--- start Record list ---

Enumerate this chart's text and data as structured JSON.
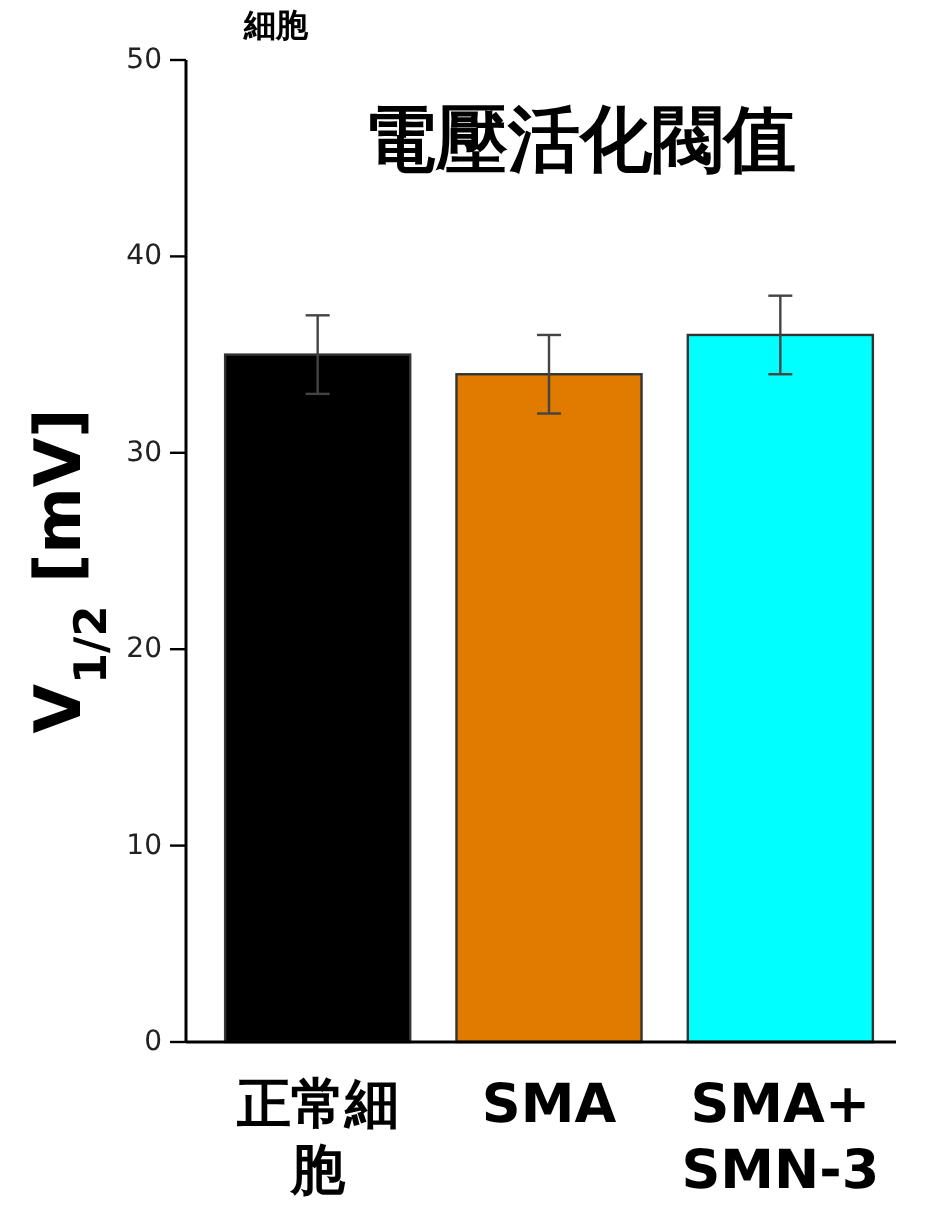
{
  "chart_data": {
    "type": "bar",
    "title": "電壓活化閥值",
    "ylabel": "V$_{1/2}$ [mV]",
    "annotations": [
      "細胞"
    ],
    "categories": [
      "正常細胞",
      "SMA",
      "SMA+SMN-3"
    ],
    "values": [
      35,
      34,
      36
    ],
    "errors": [
      2,
      2,
      2
    ],
    "colors": [
      "#000000",
      "#e07b00",
      "#00ffff"
    ],
    "ylim": [
      0,
      50
    ],
    "yticks": [
      0,
      10,
      20,
      30,
      40,
      50
    ],
    "grid": false
  }
}
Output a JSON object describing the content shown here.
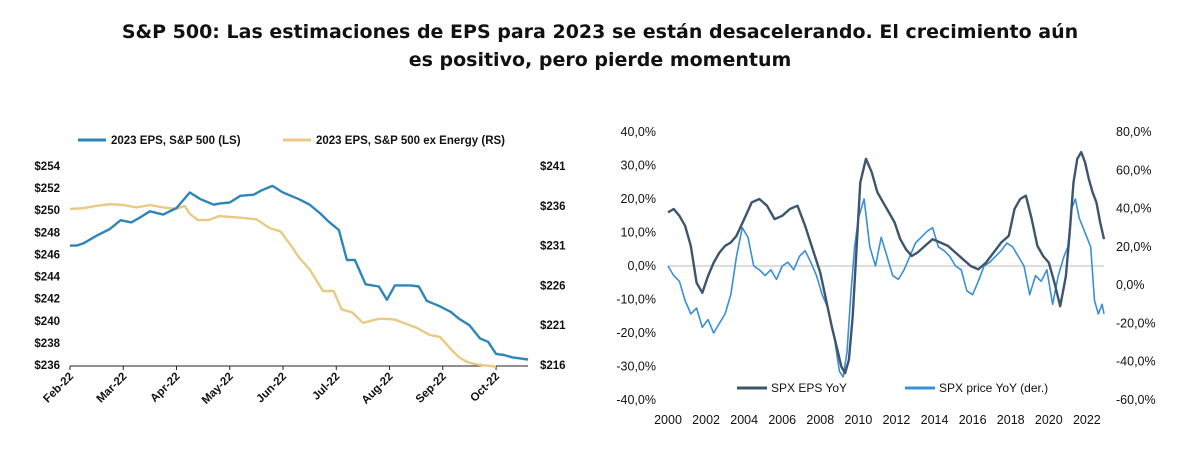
{
  "title_line1": "S&P 500: Las estimaciones de EPS para 2023 se están desacelerando. El crecimiento aún",
  "title_line2": "es positivo, pero pierde momentum",
  "colors": {
    "blue": "#2e86b8",
    "tan": "#e8ca84",
    "dark": "#3d566e",
    "light_blue": "#3a8fd6"
  },
  "chart_data": [
    {
      "type": "line",
      "title": "",
      "x_tick_labels": [
        "Feb-22",
        "Mar-22",
        "Apr-22",
        "May-22",
        "Jun-22",
        "Jul-22",
        "Aug-22",
        "Sep-22",
        "Oct-22"
      ],
      "y_left_ticks": [
        "$254",
        "$252",
        "$250",
        "$248",
        "$246",
        "$244",
        "$242",
        "$240",
        "$238",
        "$236"
      ],
      "y_left_range": [
        236,
        254
      ],
      "y_right_ticks": [
        "$241",
        "$236",
        "$231",
        "$226",
        "$221",
        "$216"
      ],
      "y_right_range": [
        216,
        241
      ],
      "legend_position": "top",
      "grid": false,
      "x_index_range": [
        0,
        8.6
      ],
      "series": [
        {
          "name": "2023 EPS, S&P 500 (LS)",
          "axis": "left",
          "color_key": "blue",
          "x": [
            0,
            0.12,
            0.25,
            0.5,
            0.75,
            0.95,
            1.15,
            1.3,
            1.5,
            1.75,
            2.0,
            2.25,
            2.45,
            2.55,
            2.7,
            2.8,
            3.0,
            3.2,
            3.45,
            3.6,
            3.8,
            4.0,
            4.15,
            4.3,
            4.5,
            4.7,
            4.85,
            5.05,
            5.2,
            5.35,
            5.55,
            5.8,
            5.95,
            6.1,
            6.25,
            6.4,
            6.55,
            6.7,
            6.85,
            6.95,
            7.15,
            7.3,
            7.5,
            7.7,
            7.85,
            8.0,
            8.15,
            8.3,
            8.45,
            8.6
          ],
          "y": [
            246.8,
            246.8,
            247.0,
            247.7,
            248.3,
            249.1,
            248.9,
            249.3,
            249.9,
            249.6,
            250.2,
            251.6,
            251.0,
            250.8,
            250.5,
            250.6,
            250.7,
            251.3,
            251.4,
            251.8,
            252.2,
            251.6,
            251.3,
            251.0,
            250.5,
            249.7,
            249.0,
            248.2,
            245.5,
            245.5,
            243.3,
            243.1,
            241.9,
            243.2,
            243.2,
            243.2,
            243.1,
            241.8,
            241.5,
            241.3,
            240.8,
            240.2,
            239.6,
            238.4,
            238.1,
            237.0,
            236.9,
            236.7,
            236.6,
            236.5
          ]
        },
        {
          "name": "2023 EPS, S&P 500 ex Energy (RS)",
          "axis": "right",
          "color_key": "tan",
          "x": [
            0,
            0.25,
            0.5,
            0.75,
            1.0,
            1.25,
            1.5,
            1.75,
            2.0,
            2.15,
            2.25,
            2.4,
            2.6,
            2.8,
            3.0,
            3.2,
            3.5,
            3.75,
            3.95,
            4.15,
            4.3,
            4.5,
            4.75,
            4.95,
            5.1,
            5.3,
            5.5,
            5.8,
            5.9,
            6.1,
            6.3,
            6.5,
            6.75,
            6.95,
            7.15,
            7.3,
            7.45,
            7.6,
            7.72,
            7.85,
            8.0
          ],
          "y": [
            235.6,
            235.7,
            236.0,
            236.2,
            236.1,
            235.8,
            236.1,
            235.8,
            235.6,
            236.0,
            235.0,
            234.2,
            234.2,
            234.7,
            234.6,
            234.5,
            234.3,
            233.2,
            232.8,
            231.0,
            229.5,
            228.0,
            225.3,
            225.3,
            223.0,
            222.6,
            221.3,
            221.8,
            221.8,
            221.7,
            221.2,
            220.7,
            219.8,
            219.5,
            218.0,
            217.0,
            216.4,
            216.1,
            216.0,
            215.9,
            215.8
          ]
        }
      ]
    },
    {
      "type": "line",
      "title": "",
      "x_tick_labels": [
        "2000",
        "2002",
        "2004",
        "2006",
        "2008",
        "2010",
        "2012",
        "2014",
        "2016",
        "2018",
        "2020",
        "2022"
      ],
      "x_range": [
        2000,
        2022.9
      ],
      "y_left_ticks": [
        "40,0%",
        "30,0%",
        "20,0%",
        "10,0%",
        "0,0%",
        "-10,0%",
        "-20,0%",
        "-30,0%",
        "-40,0%"
      ],
      "y_left_range": [
        -40,
        40
      ],
      "y_right_ticks": [
        "80,0%",
        "60,0%",
        "40,0%",
        "20,0%",
        "0,0%",
        "-20,0%",
        "-40,0%",
        "-60,0%"
      ],
      "y_right_range": [
        -60,
        80
      ],
      "legend_position": "bottom",
      "grid": false,
      "series": [
        {
          "name": "SPX EPS YoY",
          "axis": "left",
          "color_key": "dark",
          "x": [
            2000,
            2000.3,
            2000.6,
            2000.9,
            2001.2,
            2001.5,
            2001.8,
            2002.1,
            2002.4,
            2002.7,
            2003.0,
            2003.3,
            2003.6,
            2004.0,
            2004.4,
            2004.8,
            2005.2,
            2005.6,
            2006.0,
            2006.4,
            2006.8,
            2007.2,
            2007.6,
            2008.0,
            2008.3,
            2008.6,
            2008.9,
            2009.1,
            2009.3,
            2009.5,
            2009.7,
            2009.9,
            2010.1,
            2010.4,
            2010.7,
            2011.0,
            2011.3,
            2011.6,
            2011.9,
            2012.2,
            2012.5,
            2012.8,
            2013.1,
            2013.5,
            2013.9,
            2014.3,
            2014.7,
            2015.1,
            2015.5,
            2015.9,
            2016.3,
            2016.7,
            2017.1,
            2017.5,
            2017.9,
            2018.2,
            2018.5,
            2018.8,
            2019.1,
            2019.4,
            2019.7,
            2020.0,
            2020.3,
            2020.6,
            2020.9,
            2021.1,
            2021.3,
            2021.5,
            2021.7,
            2021.9,
            2022.1,
            2022.3,
            2022.5,
            2022.7,
            2022.9
          ],
          "y": [
            16,
            17,
            15,
            12,
            6,
            -5,
            -8,
            -3,
            1,
            4,
            6,
            7,
            9,
            14,
            19,
            20,
            18,
            14,
            15,
            17,
            18,
            12,
            5,
            -2,
            -10,
            -18,
            -25,
            -30,
            -32,
            -28,
            -15,
            5,
            25,
            32,
            28,
            22,
            19,
            16,
            13,
            8,
            5,
            3,
            4,
            6,
            8,
            7,
            6,
            4,
            2,
            0,
            -1,
            1,
            4,
            7,
            9,
            17,
            20,
            21,
            14,
            6,
            3,
            1,
            -5,
            -12,
            -3,
            10,
            25,
            32,
            34,
            31,
            26,
            22,
            19,
            13,
            8
          ]
        },
        {
          "name": "SPX price YoY (der.)",
          "axis": "right",
          "color_key": "light_blue",
          "x": [
            2000,
            2000.3,
            2000.6,
            2000.9,
            2001.2,
            2001.5,
            2001.8,
            2002.1,
            2002.4,
            2002.7,
            2003.0,
            2003.3,
            2003.6,
            2003.9,
            2004.2,
            2004.5,
            2004.8,
            2005.1,
            2005.4,
            2005.7,
            2006.0,
            2006.3,
            2006.6,
            2006.9,
            2007.2,
            2007.5,
            2007.8,
            2008.1,
            2008.4,
            2008.7,
            2009.0,
            2009.2,
            2009.4,
            2009.6,
            2009.8,
            2010.0,
            2010.3,
            2010.6,
            2010.9,
            2011.2,
            2011.5,
            2011.8,
            2012.1,
            2012.4,
            2012.7,
            2013.0,
            2013.3,
            2013.6,
            2013.9,
            2014.2,
            2014.5,
            2014.8,
            2015.1,
            2015.4,
            2015.7,
            2016.0,
            2016.3,
            2016.6,
            2016.9,
            2017.2,
            2017.5,
            2017.8,
            2018.1,
            2018.4,
            2018.7,
            2019.0,
            2019.3,
            2019.6,
            2019.9,
            2020.2,
            2020.5,
            2020.8,
            2021.0,
            2021.2,
            2021.4,
            2021.6,
            2021.8,
            2022.0,
            2022.2,
            2022.4,
            2022.6,
            2022.8,
            2022.9
          ],
          "y": [
            10,
            5,
            2,
            -8,
            -15,
            -12,
            -22,
            -18,
            -25,
            -20,
            -15,
            -5,
            15,
            30,
            25,
            10,
            8,
            5,
            8,
            3,
            10,
            12,
            8,
            15,
            18,
            12,
            5,
            -5,
            -12,
            -25,
            -45,
            -48,
            -35,
            -5,
            20,
            35,
            45,
            20,
            10,
            25,
            15,
            5,
            3,
            8,
            15,
            22,
            25,
            28,
            30,
            20,
            18,
            15,
            10,
            8,
            -3,
            -5,
            2,
            10,
            12,
            15,
            18,
            22,
            20,
            15,
            10,
            -5,
            5,
            2,
            8,
            -10,
            5,
            15,
            20,
            40,
            45,
            35,
            30,
            25,
            20,
            -8,
            -15,
            -10,
            -15
          ]
        }
      ]
    }
  ]
}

--- end Record list ---

What you have to do = Return each line in the records that holds the string "name".

Full answer =
          "name": "2023 EPS, S&P 500 (LS)",
          "name": "2023 EPS, S&P 500 ex Energy (RS)",
          "name": "SPX EPS YoY",
          "name": "SPX price YoY (der.)",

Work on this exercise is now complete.